Rewrite the data from its first line through the line containing "- boys-height-curve: [29, 120, 411, 643]", swapping every "tick-label" for "tick-text" and leaving everything else as it is.

###

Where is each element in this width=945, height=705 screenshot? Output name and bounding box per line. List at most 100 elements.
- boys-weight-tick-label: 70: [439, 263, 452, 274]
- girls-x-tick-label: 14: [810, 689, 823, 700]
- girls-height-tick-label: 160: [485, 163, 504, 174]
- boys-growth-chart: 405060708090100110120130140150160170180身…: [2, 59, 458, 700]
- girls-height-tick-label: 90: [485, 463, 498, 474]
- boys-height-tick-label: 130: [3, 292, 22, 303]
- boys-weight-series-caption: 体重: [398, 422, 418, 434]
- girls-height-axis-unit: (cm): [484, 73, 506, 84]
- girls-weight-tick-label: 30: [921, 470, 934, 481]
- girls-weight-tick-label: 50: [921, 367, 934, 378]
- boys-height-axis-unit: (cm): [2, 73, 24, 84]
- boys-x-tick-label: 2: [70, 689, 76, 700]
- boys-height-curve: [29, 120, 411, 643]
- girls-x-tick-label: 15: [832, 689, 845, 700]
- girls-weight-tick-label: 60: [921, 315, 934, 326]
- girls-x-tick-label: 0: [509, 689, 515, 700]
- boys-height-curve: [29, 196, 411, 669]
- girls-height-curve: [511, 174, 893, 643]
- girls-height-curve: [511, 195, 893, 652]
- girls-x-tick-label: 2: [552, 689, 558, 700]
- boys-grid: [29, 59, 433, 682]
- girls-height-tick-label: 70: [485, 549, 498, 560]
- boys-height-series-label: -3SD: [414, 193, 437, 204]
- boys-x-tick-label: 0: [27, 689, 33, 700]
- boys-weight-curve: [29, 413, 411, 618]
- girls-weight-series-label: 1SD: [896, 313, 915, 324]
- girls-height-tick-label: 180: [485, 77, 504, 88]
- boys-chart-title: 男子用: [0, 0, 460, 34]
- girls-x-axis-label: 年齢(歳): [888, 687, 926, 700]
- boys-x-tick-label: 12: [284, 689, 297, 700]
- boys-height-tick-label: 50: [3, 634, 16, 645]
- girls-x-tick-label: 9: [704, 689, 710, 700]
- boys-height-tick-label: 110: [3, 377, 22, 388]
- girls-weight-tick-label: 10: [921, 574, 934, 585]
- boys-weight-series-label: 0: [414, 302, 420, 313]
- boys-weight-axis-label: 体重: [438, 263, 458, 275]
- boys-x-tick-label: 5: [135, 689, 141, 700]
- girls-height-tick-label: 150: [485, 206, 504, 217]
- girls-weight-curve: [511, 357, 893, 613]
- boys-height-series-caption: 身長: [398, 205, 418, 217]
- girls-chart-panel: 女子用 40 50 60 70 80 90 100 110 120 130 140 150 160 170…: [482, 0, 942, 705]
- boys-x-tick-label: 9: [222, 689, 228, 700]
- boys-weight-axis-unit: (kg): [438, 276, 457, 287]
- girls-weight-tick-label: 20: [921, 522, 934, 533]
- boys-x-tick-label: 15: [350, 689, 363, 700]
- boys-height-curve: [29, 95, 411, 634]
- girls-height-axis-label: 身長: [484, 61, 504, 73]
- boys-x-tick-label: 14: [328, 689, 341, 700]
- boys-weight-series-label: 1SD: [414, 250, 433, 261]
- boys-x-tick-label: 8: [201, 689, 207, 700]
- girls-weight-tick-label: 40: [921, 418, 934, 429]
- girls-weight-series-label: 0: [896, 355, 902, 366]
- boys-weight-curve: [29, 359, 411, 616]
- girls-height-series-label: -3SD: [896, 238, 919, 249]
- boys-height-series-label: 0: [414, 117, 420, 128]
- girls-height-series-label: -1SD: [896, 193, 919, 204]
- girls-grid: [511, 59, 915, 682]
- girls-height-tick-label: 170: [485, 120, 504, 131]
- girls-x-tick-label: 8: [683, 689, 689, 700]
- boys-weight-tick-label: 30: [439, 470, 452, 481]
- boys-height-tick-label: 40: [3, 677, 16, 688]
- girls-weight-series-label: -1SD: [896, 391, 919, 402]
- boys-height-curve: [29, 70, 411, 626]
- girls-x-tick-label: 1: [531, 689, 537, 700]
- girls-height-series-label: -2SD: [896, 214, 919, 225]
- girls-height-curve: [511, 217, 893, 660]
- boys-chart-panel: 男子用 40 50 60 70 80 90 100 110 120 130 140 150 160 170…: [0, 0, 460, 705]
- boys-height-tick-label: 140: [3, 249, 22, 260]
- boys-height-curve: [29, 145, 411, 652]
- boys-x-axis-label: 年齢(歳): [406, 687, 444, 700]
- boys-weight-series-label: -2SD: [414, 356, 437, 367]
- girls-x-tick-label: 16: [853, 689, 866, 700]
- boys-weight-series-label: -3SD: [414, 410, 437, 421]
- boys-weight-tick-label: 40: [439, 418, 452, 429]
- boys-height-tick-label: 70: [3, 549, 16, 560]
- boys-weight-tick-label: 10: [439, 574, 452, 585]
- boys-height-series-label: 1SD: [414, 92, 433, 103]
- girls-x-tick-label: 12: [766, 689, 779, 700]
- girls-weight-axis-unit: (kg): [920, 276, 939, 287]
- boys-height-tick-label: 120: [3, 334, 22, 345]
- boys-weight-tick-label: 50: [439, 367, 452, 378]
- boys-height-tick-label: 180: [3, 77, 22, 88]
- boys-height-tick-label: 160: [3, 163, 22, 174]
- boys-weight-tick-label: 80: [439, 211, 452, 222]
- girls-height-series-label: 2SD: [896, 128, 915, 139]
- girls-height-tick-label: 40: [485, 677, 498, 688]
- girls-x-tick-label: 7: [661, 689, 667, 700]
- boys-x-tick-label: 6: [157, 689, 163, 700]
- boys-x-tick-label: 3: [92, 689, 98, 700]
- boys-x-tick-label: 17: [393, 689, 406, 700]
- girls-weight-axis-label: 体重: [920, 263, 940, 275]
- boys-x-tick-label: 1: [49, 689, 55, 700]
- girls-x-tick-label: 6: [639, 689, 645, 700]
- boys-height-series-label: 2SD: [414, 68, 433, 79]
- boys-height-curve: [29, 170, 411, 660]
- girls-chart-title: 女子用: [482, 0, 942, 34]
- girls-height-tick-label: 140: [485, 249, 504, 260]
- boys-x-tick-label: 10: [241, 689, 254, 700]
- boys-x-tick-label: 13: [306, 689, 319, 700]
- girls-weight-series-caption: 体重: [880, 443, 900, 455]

###

▶ Solution for this exercise
Where is each element in this width=945, height=705 screenshot? Output name and bounding box per line. List at most 100 elements.
- boys-weight-tick-text: 70: [439, 263, 452, 274]
- girls-x-tick-text: 14: [810, 689, 823, 700]
- girls-height-tick-text: 160: [485, 163, 504, 174]
- boys-growth-chart: 405060708090100110120130140150160170180身…: [2, 59, 458, 700]
- girls-height-tick-text: 90: [485, 463, 498, 474]
- boys-height-tick-text: 130: [3, 292, 22, 303]
- boys-weight-series-caption: 体重: [398, 422, 418, 434]
- girls-height-axis-unit: (cm): [484, 73, 506, 84]
- girls-weight-tick-text: 30: [921, 470, 934, 481]
- girls-weight-tick-text: 50: [921, 367, 934, 378]
- boys-height-axis-unit: (cm): [2, 73, 24, 84]
- boys-x-tick-text: 2: [70, 689, 76, 700]
- boys-height-curve: [29, 120, 411, 643]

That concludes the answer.